◆ Exercise material:
● ● ● ● ●
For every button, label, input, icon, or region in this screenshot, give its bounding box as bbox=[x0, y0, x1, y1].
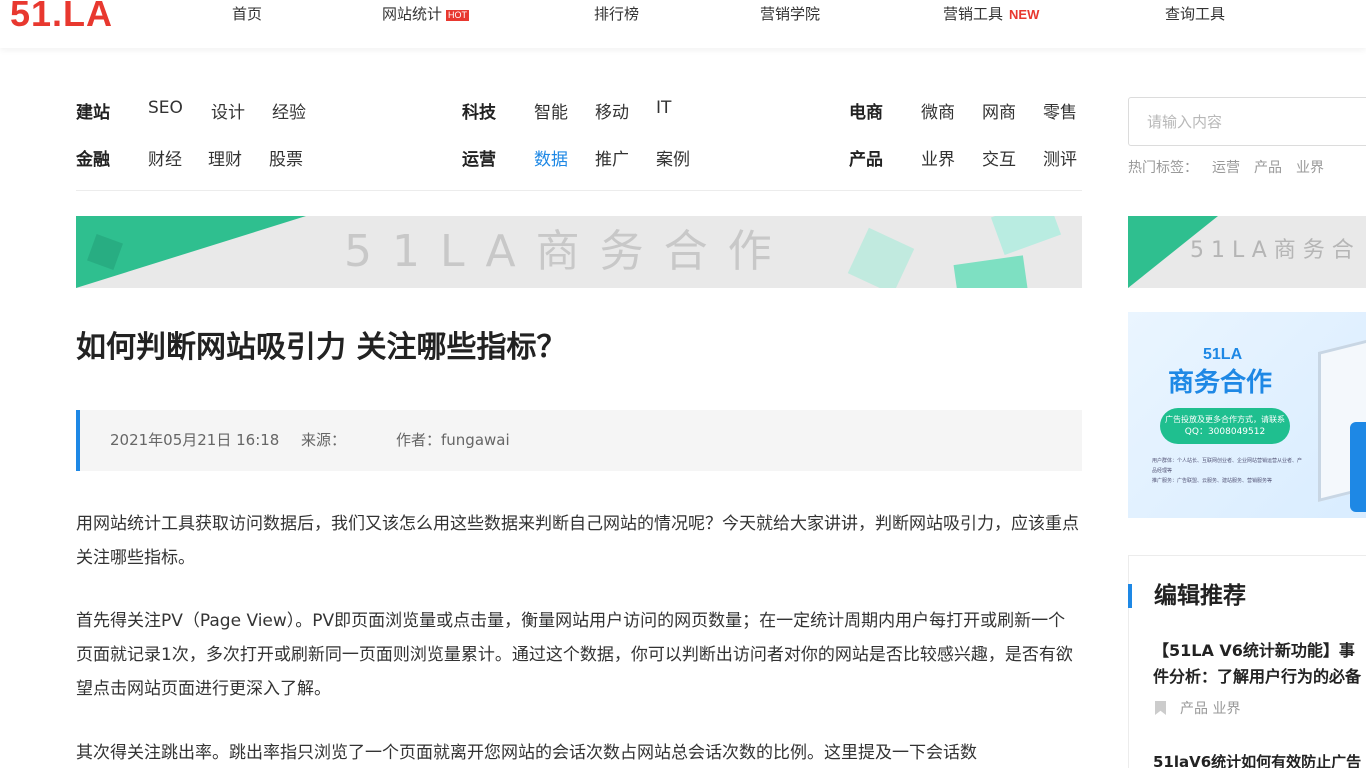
category-link[interactable]: 移动 bbox=[595, 98, 629, 123]
category-link[interactable]: 交互 bbox=[982, 145, 1016, 170]
sidebar-ad-banner[interactable]: 51LA 商务合作 广告投放及更多合作方式，请联系 QQ：3008049512 … bbox=[1128, 312, 1366, 518]
bookmark-icon bbox=[1155, 701, 1166, 715]
nav-query-tools[interactable]: 查询工具 bbox=[1165, 4, 1225, 24]
nav-marketing-tools-label: 营销工具 bbox=[943, 5, 1004, 23]
ad-title: 商务合作 bbox=[1168, 368, 1273, 398]
hot-badge: HOT bbox=[446, 10, 470, 21]
category-link[interactable]: 网商 bbox=[982, 98, 1016, 123]
nav-marketing-academy-label: 营销学院 bbox=[760, 5, 821, 23]
category-link[interactable]: 经验 bbox=[272, 98, 306, 123]
site-logo[interactable]: 51.LA bbox=[10, 0, 113, 34]
category-link[interactable]: 测评 bbox=[1043, 145, 1077, 170]
hot-tags-label: 热门标签： bbox=[1128, 160, 1198, 176]
article-date: 2021年05月21日 16:18 bbox=[110, 431, 280, 449]
nav-query-tools-label: 查询工具 bbox=[1165, 5, 1226, 23]
top-navbar: 51.LA 首页 网站统计 HOT 排行榜 营销学院 营销工具 NEW 查询工具 bbox=[0, 0, 1366, 48]
hot-tag[interactable]: 运营 bbox=[1212, 160, 1240, 176]
nav-home-label: 首页 bbox=[232, 5, 263, 23]
sidebar-cooperation-banner[interactable]: 51LA商务合 bbox=[1128, 216, 1366, 288]
category-link[interactable]: 财经 bbox=[148, 145, 182, 170]
nav-site-stats-label: 网站统计 bbox=[382, 5, 443, 23]
recommend-item-title[interactable]: 51laV6统计如何有效防止广告 bbox=[1153, 752, 1366, 768]
search-box bbox=[1128, 97, 1366, 146]
category-head-ecommerce[interactable]: 电商 bbox=[849, 98, 883, 123]
category-head-product[interactable]: 产品 bbox=[849, 145, 883, 170]
banner-square bbox=[847, 227, 915, 288]
category-link[interactable]: 推广 bbox=[595, 145, 629, 170]
category-head-tech[interactable]: 科技 bbox=[462, 98, 496, 123]
category-link[interactable]: 设计 bbox=[211, 98, 245, 123]
hot-tag[interactable]: 产品 bbox=[1254, 160, 1282, 176]
recommend-heading: 编辑推荐 bbox=[1128, 584, 1246, 608]
category-link[interactable]: 理财 bbox=[208, 145, 242, 170]
nav-site-stats[interactable]: 网站统计 HOT bbox=[382, 4, 470, 24]
category-head-finance[interactable]: 金融 bbox=[76, 145, 110, 170]
ad-pill-line1: 广告投放及更多合作方式，请联系 bbox=[1165, 415, 1285, 424]
ad-detail-line: 推广服务：广告联盟、云服务、建站服务、营销服务等 bbox=[1152, 478, 1273, 484]
nav-marketing-tools[interactable]: 营销工具 NEW bbox=[943, 4, 1039, 25]
category-link[interactable]: 零售 bbox=[1043, 98, 1077, 123]
nav-ranking-label: 排行榜 bbox=[594, 5, 640, 23]
phone-illustration bbox=[1350, 422, 1366, 512]
ad-detail-line: 用户群体：个人站长、互联网创业者、企业网站营销运营从业者、产品经理等 bbox=[1152, 458, 1303, 474]
article-author: 作者：fungawai bbox=[396, 431, 510, 449]
recommend-item-title[interactable]: 【51LA V6统计新功能】事件分析：了解用户行为的必备工具 bbox=[1153, 638, 1366, 690]
banner-text: 51LA商务合作 bbox=[344, 226, 792, 277]
recommend-item-tags: 产品 业界 bbox=[1155, 699, 1240, 719]
category-link[interactable]: 智能 bbox=[534, 98, 568, 123]
category-link[interactable]: 案例 bbox=[656, 145, 690, 170]
category-link[interactable]: SEO bbox=[148, 98, 183, 118]
article-paragraph: 首先得关注PV（Page View）。PV即页面浏览量或点击量，衡量网站用户访问… bbox=[76, 611, 1073, 699]
category-link[interactable]: IT bbox=[656, 98, 671, 118]
hot-tags: 热门标签： 运营 产品 业界 bbox=[1128, 158, 1338, 178]
article-paragraph: 用网站统计工具获取访问数据后，我们又该怎么用这些数据来判断自己网站的情况呢？今天… bbox=[76, 514, 1079, 568]
article-source: 来源： bbox=[301, 431, 347, 449]
nav-marketing-academy[interactable]: 营销学院 bbox=[760, 4, 820, 24]
article-title: 如何判断网站吸引力 关注哪些指标？ bbox=[76, 330, 567, 365]
category-link[interactable]: 股票 bbox=[269, 145, 303, 170]
business-cooperation-banner[interactable]: 51LA商务合作 bbox=[76, 216, 1082, 288]
ad-details: 用户群体：个人站长、互联网创业者、企业网站营销运营从业者、产品经理等 推广服务：… bbox=[1152, 456, 1302, 486]
hot-tag[interactable]: 业界 bbox=[1296, 160, 1324, 176]
category-link[interactable]: 微商 bbox=[921, 98, 955, 123]
category-link[interactable]: 业界 bbox=[921, 145, 955, 170]
article-meta: 2021年05月21日 16:18 来源： 作者：fungawai bbox=[76, 410, 1082, 471]
article-paragraph: 其次得关注跳出率。跳出率指只浏览了一个页面就离开您网站的会话次数占网站总会话次数… bbox=[76, 743, 977, 763]
category-link-active[interactable]: 数据 bbox=[534, 145, 568, 170]
nav-home[interactable]: 首页 bbox=[232, 4, 262, 24]
search-input[interactable] bbox=[1129, 98, 1366, 145]
category-head-site-building[interactable]: 建站 bbox=[76, 98, 110, 123]
category-divider bbox=[76, 190, 1082, 191]
recommend-tags-text: 产品 业界 bbox=[1180, 701, 1241, 717]
nav-ranking[interactable]: 排行榜 bbox=[594, 4, 639, 24]
category-head-operations[interactable]: 运营 bbox=[462, 145, 496, 170]
ad-pill-qq: QQ：3008049512 bbox=[1184, 427, 1266, 437]
banner-square bbox=[953, 255, 1029, 288]
new-badge: NEW bbox=[1009, 7, 1040, 22]
ad-contact-pill: 广告投放及更多合作方式，请联系 QQ：3008049512 bbox=[1160, 408, 1290, 444]
banner-square bbox=[990, 216, 1062, 256]
ad-brand: 51LA bbox=[1203, 346, 1243, 363]
sidebar-banner-text: 51LA商务合 bbox=[1190, 238, 1361, 263]
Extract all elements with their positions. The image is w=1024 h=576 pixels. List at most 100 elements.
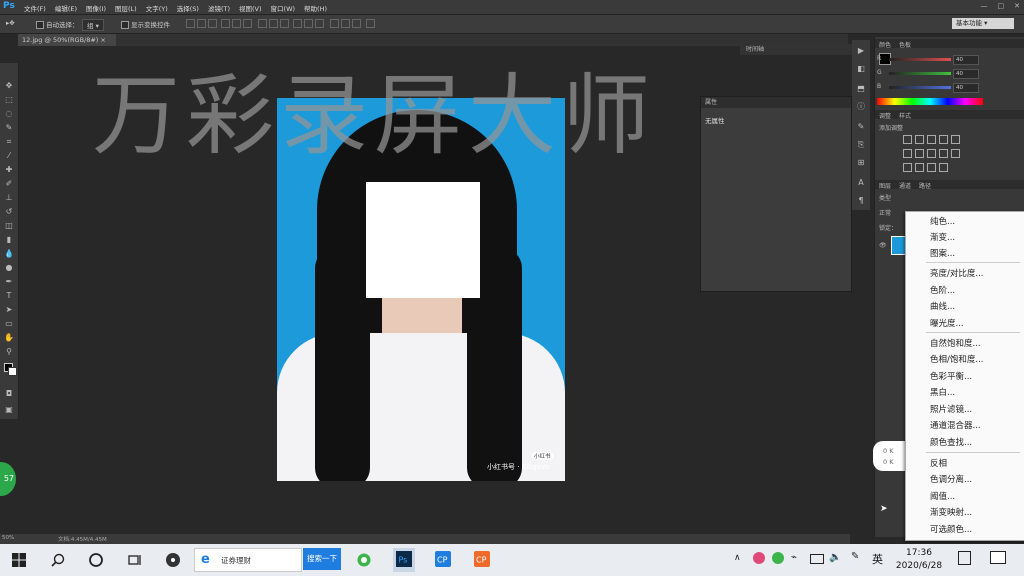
● ● ● ● ●
Which lines make up the part that opens with the line containing "category-link[interactable]: 移动 bbox=[595, 98, 629, 123]" and closes with the line containing "category-link[interactable]: 测评 bbox=[1043, 145, 1077, 170]"? Print every one of them exactly as it appears.

◆ Finished task:
category-link[interactable]: 移动 bbox=[595, 98, 629, 123]
category-link[interactable]: 交互 bbox=[982, 145, 1016, 170]
sidebar-ad-banner[interactable]: 51LA 商务合作 广告投放及更多合作方式，请联系 QQ：3008049512 … bbox=[1128, 312, 1366, 518]
bookmark-icon bbox=[1155, 701, 1166, 715]
nav-query-tools[interactable]: 查询工具 bbox=[1165, 4, 1225, 24]
nav-marketing-tools-label: 营销工具 bbox=[943, 5, 1004, 23]
ad-title: 商务合作 bbox=[1168, 368, 1273, 398]
hot-badge: HOT bbox=[446, 10, 470, 21]
category-link[interactable]: 网商 bbox=[982, 98, 1016, 123]
nav-marketing-academy-label: 营销学院 bbox=[760, 5, 821, 23]
category-link[interactable]: 经验 bbox=[272, 98, 306, 123]
site-logo[interactable]: 51.LA bbox=[10, 0, 113, 34]
category-link[interactable]: 测评 bbox=[1043, 145, 1077, 170]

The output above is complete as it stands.